Task directions -> Find each line with "BUILT" and copy it.

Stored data
++++++

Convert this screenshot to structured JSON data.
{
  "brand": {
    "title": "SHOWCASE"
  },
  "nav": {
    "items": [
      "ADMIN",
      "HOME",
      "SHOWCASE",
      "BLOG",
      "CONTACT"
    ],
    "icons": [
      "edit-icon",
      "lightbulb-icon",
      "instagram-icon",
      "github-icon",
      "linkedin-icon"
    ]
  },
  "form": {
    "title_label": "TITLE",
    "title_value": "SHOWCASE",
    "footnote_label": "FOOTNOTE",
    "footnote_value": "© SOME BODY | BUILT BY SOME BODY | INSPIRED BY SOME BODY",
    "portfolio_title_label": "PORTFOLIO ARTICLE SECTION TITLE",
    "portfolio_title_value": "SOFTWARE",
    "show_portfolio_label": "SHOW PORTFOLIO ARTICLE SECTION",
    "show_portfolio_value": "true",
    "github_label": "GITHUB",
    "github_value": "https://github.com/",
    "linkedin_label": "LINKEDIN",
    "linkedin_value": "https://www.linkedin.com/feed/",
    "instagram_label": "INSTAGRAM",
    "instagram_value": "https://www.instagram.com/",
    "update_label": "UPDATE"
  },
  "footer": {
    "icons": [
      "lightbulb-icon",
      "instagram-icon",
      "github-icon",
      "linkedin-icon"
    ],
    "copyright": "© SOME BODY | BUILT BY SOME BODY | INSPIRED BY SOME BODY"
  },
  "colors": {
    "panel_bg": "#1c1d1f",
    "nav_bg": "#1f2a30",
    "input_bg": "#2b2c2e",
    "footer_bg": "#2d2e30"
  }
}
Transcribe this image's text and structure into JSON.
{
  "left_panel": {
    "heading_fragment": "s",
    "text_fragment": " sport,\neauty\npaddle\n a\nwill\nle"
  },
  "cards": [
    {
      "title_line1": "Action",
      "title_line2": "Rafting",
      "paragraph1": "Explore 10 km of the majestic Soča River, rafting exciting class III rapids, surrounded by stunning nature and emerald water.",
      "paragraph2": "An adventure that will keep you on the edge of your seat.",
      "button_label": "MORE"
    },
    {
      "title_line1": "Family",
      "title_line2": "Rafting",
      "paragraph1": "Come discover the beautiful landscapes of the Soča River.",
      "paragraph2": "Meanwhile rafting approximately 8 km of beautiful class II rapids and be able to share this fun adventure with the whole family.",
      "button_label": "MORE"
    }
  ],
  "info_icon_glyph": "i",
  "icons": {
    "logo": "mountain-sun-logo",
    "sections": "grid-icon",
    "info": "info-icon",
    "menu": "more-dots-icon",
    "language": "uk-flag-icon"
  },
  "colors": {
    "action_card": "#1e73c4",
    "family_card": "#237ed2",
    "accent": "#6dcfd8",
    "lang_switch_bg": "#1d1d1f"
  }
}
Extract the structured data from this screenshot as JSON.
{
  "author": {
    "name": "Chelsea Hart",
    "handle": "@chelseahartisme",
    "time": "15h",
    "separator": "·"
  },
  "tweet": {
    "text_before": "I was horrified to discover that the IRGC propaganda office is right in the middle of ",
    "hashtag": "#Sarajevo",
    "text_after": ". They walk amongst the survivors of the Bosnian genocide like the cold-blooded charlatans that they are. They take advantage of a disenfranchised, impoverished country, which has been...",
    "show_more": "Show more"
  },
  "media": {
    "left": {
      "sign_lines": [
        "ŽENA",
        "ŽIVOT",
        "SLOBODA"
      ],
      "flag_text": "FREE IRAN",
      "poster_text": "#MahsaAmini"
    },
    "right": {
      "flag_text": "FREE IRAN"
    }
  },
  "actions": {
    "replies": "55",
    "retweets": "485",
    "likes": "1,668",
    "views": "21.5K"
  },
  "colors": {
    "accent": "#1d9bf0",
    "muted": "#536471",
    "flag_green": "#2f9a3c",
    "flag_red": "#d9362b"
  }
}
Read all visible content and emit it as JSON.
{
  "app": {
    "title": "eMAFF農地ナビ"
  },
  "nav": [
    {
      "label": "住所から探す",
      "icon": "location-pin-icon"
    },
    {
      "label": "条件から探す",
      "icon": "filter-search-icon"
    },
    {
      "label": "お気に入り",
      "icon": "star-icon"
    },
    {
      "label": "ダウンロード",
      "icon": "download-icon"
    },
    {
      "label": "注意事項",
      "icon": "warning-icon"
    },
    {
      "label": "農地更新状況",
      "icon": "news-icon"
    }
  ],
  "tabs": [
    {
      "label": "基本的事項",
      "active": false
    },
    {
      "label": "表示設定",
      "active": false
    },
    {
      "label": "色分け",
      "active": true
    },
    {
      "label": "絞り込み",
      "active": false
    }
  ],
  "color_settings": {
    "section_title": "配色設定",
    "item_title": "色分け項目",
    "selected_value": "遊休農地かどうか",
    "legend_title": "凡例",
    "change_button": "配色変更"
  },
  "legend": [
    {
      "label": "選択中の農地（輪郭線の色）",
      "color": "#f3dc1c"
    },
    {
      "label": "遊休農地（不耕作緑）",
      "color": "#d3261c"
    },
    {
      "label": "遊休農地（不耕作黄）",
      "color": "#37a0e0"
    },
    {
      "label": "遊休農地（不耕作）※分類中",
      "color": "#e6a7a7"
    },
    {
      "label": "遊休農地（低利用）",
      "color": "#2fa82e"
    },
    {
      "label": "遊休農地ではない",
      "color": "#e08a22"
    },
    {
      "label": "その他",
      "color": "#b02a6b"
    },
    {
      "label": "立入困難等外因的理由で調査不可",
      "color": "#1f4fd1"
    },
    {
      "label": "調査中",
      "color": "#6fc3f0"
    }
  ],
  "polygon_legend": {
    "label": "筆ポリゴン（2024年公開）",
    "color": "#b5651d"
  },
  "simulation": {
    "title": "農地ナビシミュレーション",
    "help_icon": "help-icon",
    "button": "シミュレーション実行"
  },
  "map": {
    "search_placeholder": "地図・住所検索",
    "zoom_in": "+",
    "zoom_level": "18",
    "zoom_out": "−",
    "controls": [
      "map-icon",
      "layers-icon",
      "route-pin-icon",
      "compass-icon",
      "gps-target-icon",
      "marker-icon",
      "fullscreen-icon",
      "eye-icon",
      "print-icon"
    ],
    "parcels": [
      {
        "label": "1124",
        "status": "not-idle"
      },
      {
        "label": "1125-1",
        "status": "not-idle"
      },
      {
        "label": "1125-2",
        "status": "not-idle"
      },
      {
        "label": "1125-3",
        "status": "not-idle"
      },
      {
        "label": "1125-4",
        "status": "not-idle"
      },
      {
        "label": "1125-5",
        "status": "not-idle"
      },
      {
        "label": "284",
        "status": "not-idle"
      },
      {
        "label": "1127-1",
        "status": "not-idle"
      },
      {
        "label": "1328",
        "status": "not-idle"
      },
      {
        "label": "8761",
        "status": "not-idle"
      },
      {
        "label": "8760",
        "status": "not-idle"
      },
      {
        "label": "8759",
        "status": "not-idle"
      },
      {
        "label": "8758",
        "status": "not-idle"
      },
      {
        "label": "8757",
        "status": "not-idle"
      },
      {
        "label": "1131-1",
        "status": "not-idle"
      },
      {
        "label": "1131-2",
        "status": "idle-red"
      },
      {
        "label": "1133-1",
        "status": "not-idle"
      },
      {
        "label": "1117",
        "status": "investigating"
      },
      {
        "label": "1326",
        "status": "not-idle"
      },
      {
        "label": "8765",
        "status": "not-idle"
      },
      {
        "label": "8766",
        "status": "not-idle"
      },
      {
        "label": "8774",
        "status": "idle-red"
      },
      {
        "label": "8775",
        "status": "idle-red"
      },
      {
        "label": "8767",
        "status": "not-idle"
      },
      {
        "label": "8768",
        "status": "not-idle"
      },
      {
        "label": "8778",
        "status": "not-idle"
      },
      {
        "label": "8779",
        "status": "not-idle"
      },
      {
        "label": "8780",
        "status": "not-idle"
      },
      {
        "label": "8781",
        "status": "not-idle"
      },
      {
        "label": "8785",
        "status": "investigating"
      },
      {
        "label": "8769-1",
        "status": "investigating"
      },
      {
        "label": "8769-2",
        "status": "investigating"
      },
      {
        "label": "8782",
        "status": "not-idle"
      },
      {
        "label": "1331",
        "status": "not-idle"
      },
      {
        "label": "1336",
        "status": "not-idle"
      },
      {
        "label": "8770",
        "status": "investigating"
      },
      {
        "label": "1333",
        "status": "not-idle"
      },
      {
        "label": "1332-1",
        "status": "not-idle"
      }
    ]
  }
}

++++++

Completed task ->
    "footnote_value": "© SOME BODY | BUILT BY SOME BODY | INSPIRED BY SOME BODY",
    "copyright": "© SOME BODY | BUILT BY SOME BODY | INSPIRED BY SOME BODY"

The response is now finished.